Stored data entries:
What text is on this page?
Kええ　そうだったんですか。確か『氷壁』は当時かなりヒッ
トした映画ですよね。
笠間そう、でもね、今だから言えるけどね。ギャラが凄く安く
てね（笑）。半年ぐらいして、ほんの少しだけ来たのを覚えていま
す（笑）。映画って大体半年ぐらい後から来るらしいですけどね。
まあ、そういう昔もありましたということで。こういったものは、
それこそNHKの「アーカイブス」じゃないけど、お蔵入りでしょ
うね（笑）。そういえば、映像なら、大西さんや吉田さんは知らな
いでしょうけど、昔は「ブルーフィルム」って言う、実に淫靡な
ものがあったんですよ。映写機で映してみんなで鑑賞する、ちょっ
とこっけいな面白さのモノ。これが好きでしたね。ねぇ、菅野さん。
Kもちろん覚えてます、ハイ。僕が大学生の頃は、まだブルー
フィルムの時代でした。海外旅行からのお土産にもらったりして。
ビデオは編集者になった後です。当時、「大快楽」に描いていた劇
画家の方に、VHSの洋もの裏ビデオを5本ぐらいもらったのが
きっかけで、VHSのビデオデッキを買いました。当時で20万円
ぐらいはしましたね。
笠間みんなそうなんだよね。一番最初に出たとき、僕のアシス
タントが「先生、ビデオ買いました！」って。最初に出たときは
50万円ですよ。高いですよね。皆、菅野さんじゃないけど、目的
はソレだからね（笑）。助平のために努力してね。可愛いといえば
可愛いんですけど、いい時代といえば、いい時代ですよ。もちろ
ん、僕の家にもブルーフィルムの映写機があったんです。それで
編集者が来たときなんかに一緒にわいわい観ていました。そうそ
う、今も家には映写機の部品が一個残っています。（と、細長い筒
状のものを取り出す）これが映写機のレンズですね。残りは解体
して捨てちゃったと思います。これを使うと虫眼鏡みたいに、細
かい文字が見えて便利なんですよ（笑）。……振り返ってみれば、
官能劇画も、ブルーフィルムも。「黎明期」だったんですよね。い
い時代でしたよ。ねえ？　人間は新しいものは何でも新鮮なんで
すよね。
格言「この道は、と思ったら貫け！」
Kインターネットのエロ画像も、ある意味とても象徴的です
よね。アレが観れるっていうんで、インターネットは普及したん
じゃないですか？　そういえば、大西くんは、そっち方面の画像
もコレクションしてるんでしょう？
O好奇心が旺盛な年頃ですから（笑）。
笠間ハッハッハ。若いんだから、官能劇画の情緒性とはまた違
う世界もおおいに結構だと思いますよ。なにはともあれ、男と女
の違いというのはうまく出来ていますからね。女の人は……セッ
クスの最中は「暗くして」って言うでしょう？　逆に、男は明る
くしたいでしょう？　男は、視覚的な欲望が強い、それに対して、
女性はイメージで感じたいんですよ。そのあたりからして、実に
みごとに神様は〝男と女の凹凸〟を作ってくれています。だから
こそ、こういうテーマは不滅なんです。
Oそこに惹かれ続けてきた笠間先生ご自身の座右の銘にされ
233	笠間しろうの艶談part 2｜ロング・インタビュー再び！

**Goal**
Among the lines of the material, find those that hold the word "そういえば" and copy them.

**Solution for this exercise**
うね（笑）。そういえば、映像なら、大西さんや吉田さんは知らな
じゃないですか？　そういえば、大西くんは、そっち方面の画像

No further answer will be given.